→ REQUEST
Which lines in the items below contain the string "scroll"? Gather each of them and copy it in full.

→ STORED RECORDS
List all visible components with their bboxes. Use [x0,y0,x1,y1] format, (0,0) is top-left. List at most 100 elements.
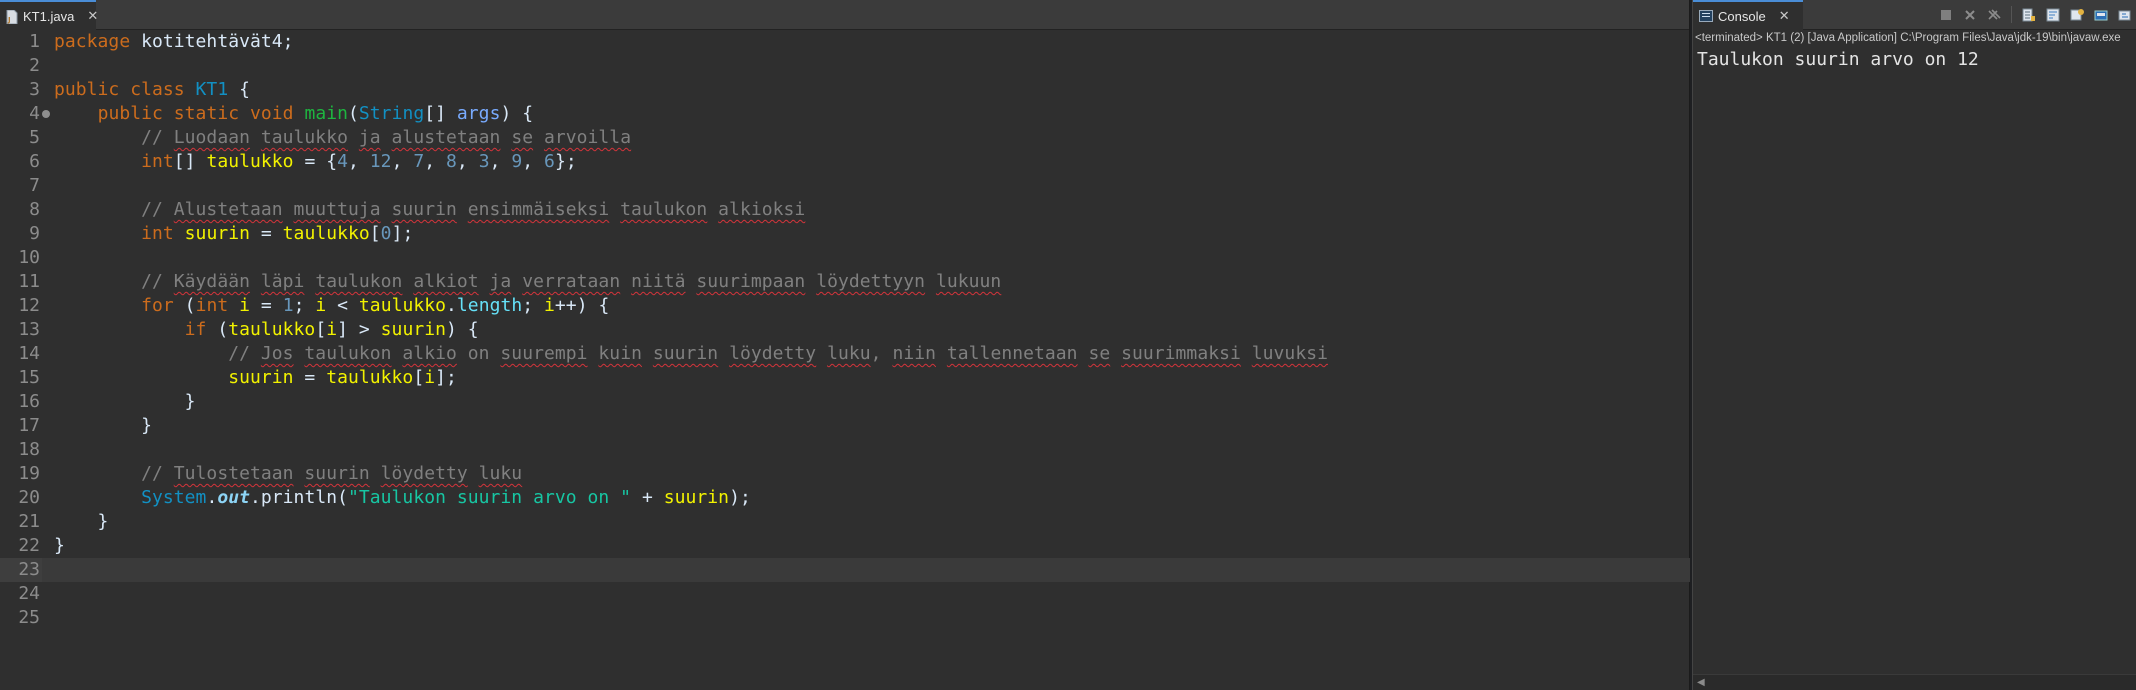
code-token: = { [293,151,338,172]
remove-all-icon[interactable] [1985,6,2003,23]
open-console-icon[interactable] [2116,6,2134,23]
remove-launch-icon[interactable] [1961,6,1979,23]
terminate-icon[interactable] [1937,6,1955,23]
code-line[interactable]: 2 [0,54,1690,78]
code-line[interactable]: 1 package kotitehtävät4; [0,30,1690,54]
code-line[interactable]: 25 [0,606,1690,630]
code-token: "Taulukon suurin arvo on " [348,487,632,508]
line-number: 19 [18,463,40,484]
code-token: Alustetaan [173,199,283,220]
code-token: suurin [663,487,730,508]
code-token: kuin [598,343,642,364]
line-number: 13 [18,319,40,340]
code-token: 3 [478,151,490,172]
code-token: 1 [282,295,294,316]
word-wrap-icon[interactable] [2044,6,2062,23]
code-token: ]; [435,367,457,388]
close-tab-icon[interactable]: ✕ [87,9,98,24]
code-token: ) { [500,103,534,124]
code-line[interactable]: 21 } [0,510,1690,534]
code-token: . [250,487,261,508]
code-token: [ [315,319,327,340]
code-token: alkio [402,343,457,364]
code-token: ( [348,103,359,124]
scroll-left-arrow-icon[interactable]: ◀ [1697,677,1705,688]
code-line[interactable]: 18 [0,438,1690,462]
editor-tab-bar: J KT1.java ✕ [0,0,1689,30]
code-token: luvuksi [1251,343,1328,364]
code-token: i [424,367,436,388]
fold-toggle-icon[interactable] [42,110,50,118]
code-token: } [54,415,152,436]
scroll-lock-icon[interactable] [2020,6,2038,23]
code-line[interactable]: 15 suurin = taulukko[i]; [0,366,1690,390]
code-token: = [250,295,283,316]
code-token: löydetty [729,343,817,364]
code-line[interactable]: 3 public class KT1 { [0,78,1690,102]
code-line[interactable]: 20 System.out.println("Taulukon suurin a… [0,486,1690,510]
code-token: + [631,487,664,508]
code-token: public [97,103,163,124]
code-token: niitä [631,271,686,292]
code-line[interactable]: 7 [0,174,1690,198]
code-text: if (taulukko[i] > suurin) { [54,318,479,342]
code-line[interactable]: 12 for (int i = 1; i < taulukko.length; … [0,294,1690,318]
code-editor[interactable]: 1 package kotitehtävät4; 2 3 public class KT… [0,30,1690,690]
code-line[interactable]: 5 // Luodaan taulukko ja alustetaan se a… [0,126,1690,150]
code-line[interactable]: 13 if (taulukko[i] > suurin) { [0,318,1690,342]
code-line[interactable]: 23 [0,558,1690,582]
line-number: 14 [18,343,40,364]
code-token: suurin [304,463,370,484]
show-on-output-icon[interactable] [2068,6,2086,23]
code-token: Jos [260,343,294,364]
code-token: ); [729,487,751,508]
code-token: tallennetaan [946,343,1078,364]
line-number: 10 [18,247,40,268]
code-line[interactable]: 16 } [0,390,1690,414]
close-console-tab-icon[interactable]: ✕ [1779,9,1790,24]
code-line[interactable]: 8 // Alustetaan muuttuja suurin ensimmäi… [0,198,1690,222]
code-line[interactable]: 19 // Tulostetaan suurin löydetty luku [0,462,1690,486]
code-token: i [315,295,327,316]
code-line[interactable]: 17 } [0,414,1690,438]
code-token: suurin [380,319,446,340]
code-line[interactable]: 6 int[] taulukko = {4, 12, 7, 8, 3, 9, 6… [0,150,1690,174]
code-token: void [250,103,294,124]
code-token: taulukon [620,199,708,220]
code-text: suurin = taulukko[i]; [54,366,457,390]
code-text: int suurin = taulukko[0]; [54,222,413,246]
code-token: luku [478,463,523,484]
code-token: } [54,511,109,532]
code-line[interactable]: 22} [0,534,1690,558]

→ RESPONSE TO THE TASK
scroll-left-arrow-icon[interactable]: ◀ [1697,677,1705,688]
scroll-lock-icon[interactable] [2020,6,2038,23]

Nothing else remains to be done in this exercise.